Exercise goal: Would you write the data out once more, exactly as it is?

[[ Excerpted records open ]]

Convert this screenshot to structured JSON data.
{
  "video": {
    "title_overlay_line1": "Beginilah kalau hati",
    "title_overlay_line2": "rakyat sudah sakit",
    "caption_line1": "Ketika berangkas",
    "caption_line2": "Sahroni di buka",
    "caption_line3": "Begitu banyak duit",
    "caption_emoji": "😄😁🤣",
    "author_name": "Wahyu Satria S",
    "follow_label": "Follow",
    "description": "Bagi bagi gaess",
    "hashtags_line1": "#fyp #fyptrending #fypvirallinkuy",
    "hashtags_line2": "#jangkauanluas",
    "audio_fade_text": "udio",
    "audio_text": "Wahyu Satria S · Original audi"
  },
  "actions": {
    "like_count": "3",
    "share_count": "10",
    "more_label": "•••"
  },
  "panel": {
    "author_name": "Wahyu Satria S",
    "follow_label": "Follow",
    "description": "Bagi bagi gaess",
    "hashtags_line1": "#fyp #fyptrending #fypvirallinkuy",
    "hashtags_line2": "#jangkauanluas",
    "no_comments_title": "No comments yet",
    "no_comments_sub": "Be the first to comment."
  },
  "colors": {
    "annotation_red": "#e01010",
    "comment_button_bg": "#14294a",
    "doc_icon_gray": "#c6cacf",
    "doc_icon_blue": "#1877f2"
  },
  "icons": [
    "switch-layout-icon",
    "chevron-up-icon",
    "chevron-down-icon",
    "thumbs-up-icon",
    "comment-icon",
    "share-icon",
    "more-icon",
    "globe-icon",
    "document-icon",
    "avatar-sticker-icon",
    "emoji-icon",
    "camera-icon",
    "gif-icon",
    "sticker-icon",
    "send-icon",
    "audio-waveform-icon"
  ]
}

[[ Excerpted records closed ]]

Task response:
Convert this screenshot to structured JSON data.
{
  "video": {
    "title_overlay_line1": "Beginilah kalau hati",
    "title_overlay_line2": "rakyat sudah sakit",
    "caption_line1": "Ketika berangkas",
    "caption_line2": "Sahroni di buka",
    "caption_line3": "Begitu banyak duit",
    "caption_emoji": "😄😁🤣",
    "author_name": "Wahyu Satria S",
    "follow_label": "Follow",
    "description": "Bagi bagi gaess",
    "hashtags_line1": "#fyp #fyptrending #fypvirallinkuy",
    "hashtags_line2": "#jangkauanluas",
    "audio_fade_text": "udio",
    "audio_text": "Wahyu Satria S · Original audi"
  },
  "actions": {
    "like_count": "3",
    "share_count": "10",
    "more_label": "•••"
  },
  "panel": {
    "author_name": "Wahyu Satria S",
    "follow_label": "Follow",
    "description": "Bagi bagi gaess",
    "hashtags_line1": "#fyp #fyptrending #fypvirallinkuy",
    "hashtags_line2": "#jangkauanluas",
    "no_comments_title": "No comments yet",
    "no_comments_sub": "Be the first to comment."
  },
  "colors": {
    "annotation_red": "#e01010",
    "comment_button_bg": "#14294a",
    "doc_icon_gray": "#c6cacf",
    "doc_icon_blue": "#1877f2"
  },
  "icons": [
    "switch-layout-icon",
    "chevron-up-icon",
    "chevron-down-icon",
    "thumbs-up-icon",
    "comment-icon",
    "share-icon",
    "more-icon",
    "globe-icon",
    "document-icon",
    "avatar-sticker-icon",
    "emoji-icon",
    "camera-icon",
    "gif-icon",
    "sticker-icon",
    "send-icon",
    "audio-waveform-icon"
  ]
}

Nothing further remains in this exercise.